- **Your task**
Where a line in the listing contains the string "text", copy that line out.

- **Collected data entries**
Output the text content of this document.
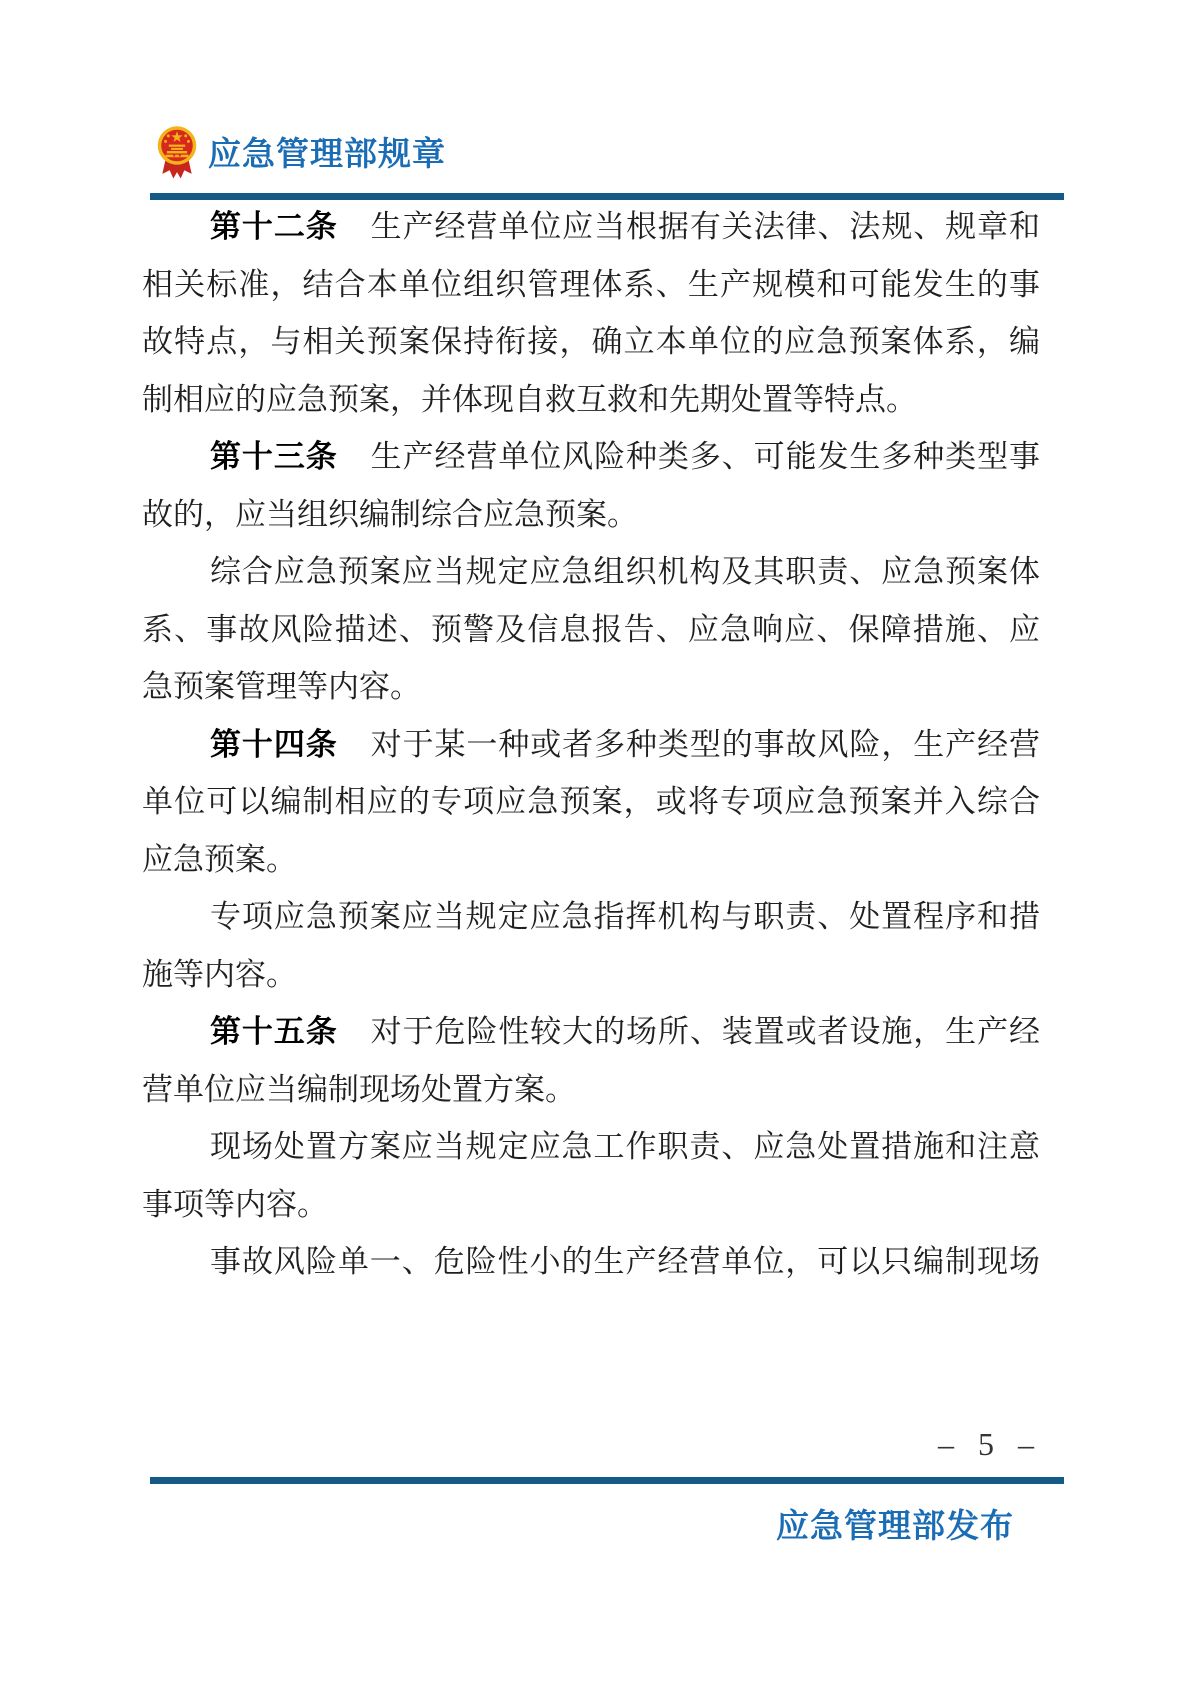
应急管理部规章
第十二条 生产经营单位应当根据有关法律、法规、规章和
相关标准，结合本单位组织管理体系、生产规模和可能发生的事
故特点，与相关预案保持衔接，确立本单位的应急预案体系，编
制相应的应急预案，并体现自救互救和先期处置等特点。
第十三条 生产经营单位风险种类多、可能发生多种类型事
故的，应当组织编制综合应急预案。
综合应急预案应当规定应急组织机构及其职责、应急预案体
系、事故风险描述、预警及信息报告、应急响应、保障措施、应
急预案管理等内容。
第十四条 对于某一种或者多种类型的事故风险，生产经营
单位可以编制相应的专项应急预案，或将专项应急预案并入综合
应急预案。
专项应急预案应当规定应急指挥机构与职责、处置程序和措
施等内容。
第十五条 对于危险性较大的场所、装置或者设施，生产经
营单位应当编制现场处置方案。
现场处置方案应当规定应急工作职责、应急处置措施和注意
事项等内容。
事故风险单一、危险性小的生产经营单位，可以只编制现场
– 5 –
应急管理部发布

* * *

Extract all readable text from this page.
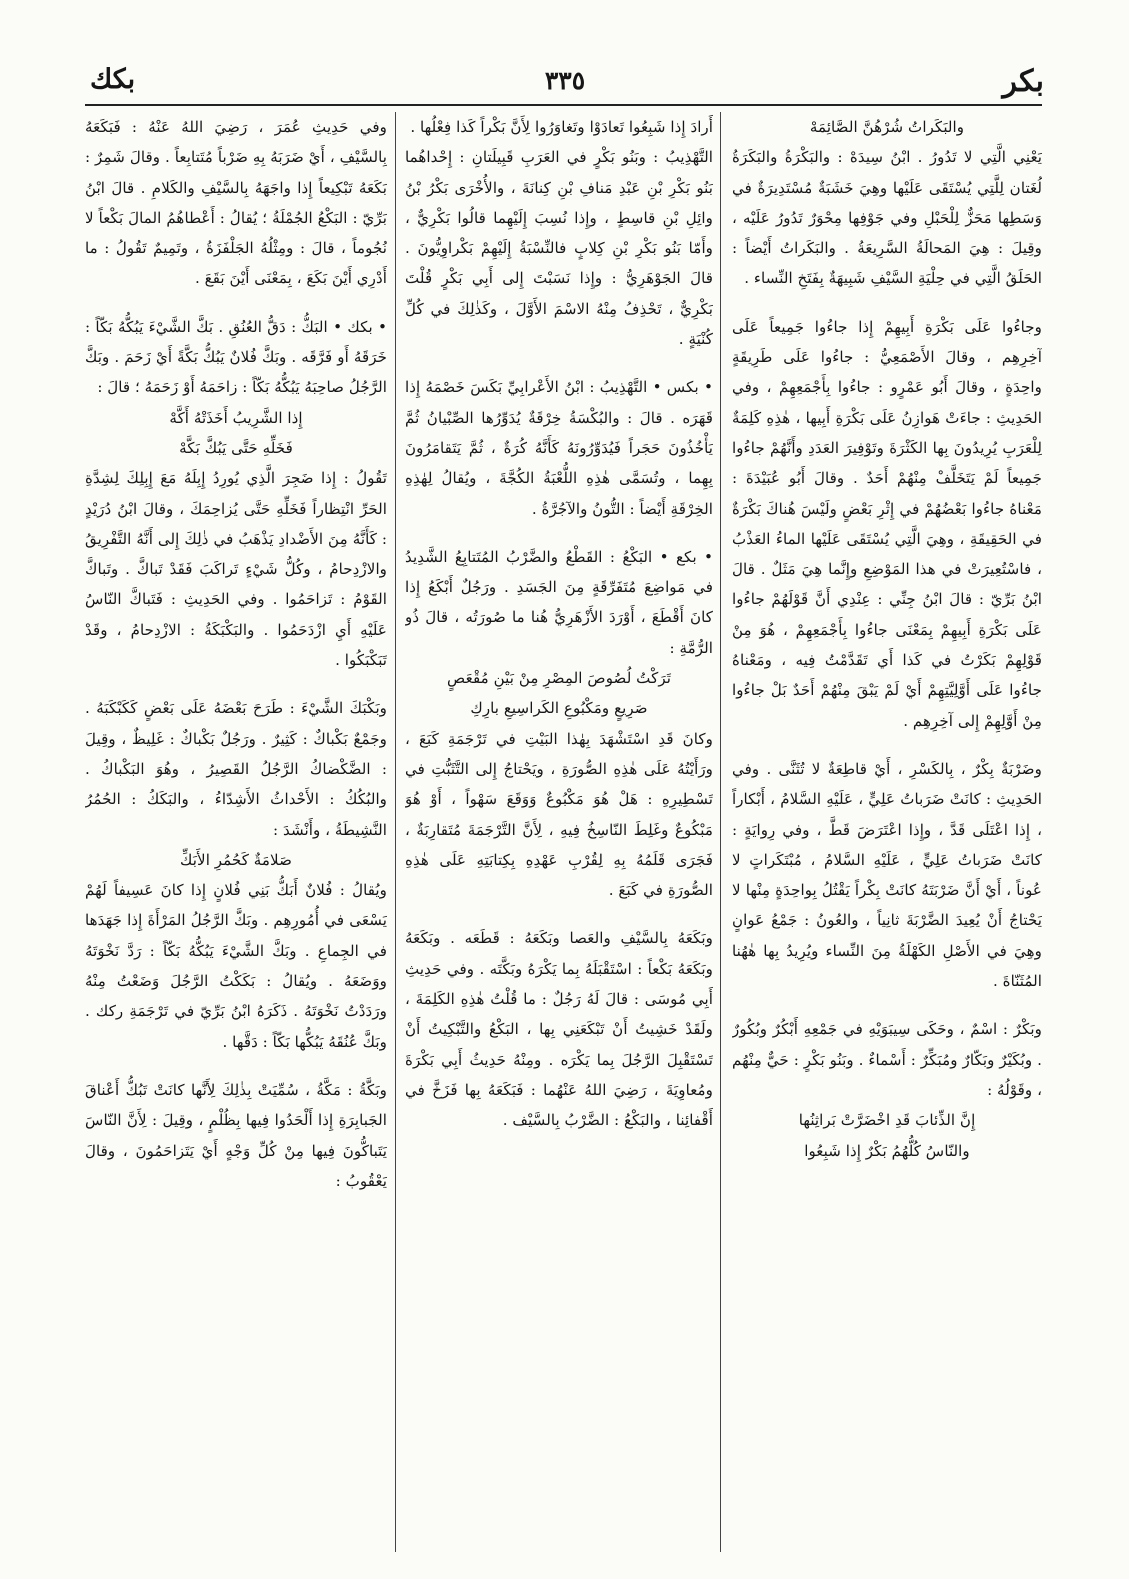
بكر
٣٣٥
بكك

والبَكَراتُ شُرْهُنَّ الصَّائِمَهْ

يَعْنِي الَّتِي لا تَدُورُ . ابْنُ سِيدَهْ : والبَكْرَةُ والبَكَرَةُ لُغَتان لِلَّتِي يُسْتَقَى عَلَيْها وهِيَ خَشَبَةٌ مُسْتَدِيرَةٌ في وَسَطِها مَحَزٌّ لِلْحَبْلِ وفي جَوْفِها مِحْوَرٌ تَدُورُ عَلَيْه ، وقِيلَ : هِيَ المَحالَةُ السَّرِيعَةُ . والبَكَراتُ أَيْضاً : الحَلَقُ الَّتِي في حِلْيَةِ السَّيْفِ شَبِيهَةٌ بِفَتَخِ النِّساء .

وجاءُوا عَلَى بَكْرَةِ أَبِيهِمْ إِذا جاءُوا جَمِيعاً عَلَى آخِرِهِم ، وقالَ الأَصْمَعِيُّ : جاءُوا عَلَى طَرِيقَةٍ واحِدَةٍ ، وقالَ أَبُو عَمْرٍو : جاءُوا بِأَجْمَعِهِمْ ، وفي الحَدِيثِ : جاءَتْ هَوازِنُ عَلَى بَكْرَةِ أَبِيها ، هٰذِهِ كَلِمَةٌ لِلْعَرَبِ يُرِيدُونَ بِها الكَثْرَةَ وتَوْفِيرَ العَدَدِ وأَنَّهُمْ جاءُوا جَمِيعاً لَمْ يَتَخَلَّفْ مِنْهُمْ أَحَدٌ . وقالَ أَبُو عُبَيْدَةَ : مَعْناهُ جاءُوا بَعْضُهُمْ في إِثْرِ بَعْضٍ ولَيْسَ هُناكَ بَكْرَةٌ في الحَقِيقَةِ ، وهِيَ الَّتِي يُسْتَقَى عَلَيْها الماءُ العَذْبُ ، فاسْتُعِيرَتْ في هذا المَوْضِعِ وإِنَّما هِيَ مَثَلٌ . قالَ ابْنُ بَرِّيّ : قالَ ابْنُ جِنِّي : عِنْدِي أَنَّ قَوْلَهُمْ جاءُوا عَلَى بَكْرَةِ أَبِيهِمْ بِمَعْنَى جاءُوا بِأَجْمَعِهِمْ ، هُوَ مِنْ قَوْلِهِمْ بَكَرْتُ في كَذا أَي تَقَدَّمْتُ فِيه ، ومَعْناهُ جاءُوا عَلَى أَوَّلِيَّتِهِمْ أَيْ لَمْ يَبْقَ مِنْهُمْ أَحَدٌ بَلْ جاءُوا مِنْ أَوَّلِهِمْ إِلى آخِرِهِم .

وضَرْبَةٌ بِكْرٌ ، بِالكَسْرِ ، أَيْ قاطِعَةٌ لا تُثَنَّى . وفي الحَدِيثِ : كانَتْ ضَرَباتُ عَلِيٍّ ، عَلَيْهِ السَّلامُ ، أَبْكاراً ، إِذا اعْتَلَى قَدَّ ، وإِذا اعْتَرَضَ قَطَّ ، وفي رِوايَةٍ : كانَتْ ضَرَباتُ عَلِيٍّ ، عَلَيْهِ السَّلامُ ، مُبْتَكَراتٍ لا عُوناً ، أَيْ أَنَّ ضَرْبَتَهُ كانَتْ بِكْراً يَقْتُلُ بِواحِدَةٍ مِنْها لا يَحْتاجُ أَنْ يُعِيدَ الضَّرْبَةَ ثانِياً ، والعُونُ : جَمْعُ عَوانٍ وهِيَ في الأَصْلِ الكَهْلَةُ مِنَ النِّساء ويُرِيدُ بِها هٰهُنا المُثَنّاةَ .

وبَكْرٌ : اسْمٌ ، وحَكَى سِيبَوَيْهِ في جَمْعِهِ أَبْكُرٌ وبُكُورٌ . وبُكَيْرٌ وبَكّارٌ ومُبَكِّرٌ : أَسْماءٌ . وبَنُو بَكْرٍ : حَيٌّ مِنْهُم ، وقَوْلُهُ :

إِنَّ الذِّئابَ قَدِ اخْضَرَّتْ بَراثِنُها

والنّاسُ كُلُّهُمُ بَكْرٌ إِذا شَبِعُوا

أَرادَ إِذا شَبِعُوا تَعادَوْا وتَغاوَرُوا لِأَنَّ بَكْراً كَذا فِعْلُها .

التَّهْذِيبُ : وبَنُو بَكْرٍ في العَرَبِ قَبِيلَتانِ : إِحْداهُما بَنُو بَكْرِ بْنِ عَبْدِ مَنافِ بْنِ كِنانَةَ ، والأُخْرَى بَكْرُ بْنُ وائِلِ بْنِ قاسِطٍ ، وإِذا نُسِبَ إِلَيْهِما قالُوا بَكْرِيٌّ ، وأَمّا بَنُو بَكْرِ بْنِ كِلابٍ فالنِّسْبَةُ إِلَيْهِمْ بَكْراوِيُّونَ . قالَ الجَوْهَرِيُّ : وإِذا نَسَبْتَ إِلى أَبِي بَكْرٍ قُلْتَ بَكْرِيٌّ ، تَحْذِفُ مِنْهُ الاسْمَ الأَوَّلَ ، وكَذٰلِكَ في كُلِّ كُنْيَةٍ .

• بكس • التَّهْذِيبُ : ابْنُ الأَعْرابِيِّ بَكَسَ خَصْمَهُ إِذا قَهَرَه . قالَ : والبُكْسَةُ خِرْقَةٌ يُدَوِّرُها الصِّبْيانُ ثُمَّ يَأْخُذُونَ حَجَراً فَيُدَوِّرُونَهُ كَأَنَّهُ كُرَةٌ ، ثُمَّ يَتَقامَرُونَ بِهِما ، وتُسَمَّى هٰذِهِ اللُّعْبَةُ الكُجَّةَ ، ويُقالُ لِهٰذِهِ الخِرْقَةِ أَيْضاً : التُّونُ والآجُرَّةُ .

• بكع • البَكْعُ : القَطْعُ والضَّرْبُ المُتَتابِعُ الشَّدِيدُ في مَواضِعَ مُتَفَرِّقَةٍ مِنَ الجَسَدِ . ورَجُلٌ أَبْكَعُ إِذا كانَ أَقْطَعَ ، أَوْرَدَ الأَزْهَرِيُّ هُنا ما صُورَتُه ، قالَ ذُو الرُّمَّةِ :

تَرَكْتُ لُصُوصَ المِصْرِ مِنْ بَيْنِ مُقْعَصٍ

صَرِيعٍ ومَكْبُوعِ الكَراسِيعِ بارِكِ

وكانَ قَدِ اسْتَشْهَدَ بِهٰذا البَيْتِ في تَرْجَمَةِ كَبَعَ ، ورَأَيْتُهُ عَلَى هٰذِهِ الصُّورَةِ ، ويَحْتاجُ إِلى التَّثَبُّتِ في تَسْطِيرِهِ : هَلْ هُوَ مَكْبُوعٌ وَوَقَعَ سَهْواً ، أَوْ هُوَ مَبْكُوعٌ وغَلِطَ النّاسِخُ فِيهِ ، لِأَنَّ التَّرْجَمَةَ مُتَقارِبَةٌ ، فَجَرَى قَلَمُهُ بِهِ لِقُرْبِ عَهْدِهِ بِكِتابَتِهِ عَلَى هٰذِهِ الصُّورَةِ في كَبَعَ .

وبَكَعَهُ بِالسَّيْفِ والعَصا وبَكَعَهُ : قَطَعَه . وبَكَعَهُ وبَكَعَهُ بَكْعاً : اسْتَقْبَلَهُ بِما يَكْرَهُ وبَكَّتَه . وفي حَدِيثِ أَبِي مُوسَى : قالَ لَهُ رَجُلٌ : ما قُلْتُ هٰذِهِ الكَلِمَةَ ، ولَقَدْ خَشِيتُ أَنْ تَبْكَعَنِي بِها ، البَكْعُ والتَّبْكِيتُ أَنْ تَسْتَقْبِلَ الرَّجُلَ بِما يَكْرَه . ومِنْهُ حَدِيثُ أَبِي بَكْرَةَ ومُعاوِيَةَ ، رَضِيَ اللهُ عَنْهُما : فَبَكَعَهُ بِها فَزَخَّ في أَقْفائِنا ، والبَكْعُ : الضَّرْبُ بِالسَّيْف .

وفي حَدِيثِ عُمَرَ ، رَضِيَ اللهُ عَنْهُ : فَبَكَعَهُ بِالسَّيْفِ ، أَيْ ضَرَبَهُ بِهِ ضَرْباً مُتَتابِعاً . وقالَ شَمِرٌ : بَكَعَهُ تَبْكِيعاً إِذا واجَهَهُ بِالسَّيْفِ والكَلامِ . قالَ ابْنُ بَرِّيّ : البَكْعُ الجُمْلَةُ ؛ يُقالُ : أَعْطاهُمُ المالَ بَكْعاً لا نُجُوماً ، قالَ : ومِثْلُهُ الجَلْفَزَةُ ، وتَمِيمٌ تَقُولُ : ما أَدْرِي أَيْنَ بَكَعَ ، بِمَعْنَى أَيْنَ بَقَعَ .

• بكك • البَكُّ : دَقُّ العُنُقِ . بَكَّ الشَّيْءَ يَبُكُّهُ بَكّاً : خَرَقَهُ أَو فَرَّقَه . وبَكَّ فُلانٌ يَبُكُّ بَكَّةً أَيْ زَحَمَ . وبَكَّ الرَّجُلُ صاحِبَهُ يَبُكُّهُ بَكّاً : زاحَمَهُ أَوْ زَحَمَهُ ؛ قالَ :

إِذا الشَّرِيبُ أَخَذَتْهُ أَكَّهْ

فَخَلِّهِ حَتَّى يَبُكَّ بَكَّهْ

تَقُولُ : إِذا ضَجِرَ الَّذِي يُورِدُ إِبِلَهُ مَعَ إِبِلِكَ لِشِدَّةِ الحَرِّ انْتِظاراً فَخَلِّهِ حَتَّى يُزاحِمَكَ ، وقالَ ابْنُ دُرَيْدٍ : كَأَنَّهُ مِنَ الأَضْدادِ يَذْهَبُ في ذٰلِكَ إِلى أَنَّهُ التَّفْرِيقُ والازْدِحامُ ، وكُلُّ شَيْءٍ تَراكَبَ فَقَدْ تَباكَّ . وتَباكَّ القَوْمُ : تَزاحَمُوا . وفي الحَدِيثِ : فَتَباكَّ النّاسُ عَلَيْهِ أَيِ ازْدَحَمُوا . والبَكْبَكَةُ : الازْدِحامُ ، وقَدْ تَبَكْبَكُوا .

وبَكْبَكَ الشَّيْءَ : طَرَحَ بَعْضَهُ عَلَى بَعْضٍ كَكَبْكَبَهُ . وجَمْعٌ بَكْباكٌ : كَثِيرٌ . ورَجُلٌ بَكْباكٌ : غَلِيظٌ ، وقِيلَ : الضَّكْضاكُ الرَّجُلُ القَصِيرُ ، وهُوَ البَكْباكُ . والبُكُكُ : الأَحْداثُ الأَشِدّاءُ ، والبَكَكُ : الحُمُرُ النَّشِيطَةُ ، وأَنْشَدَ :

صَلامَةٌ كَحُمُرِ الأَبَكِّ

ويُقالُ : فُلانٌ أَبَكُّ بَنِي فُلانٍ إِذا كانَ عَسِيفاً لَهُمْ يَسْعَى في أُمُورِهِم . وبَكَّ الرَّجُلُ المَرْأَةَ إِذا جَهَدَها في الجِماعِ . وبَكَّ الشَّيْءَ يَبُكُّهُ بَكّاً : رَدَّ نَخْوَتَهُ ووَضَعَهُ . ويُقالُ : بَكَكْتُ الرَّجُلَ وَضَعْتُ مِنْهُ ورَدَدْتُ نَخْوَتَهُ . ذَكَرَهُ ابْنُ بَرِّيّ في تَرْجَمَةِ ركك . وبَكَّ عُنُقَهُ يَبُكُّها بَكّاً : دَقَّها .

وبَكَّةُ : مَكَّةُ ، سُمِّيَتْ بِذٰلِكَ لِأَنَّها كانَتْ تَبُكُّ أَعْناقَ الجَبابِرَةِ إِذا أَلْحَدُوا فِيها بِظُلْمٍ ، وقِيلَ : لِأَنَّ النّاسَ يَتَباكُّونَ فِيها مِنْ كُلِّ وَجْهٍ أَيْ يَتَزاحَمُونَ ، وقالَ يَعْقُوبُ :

- **Answer in full**
Output the text content of this document.
Extract all readable text from this page.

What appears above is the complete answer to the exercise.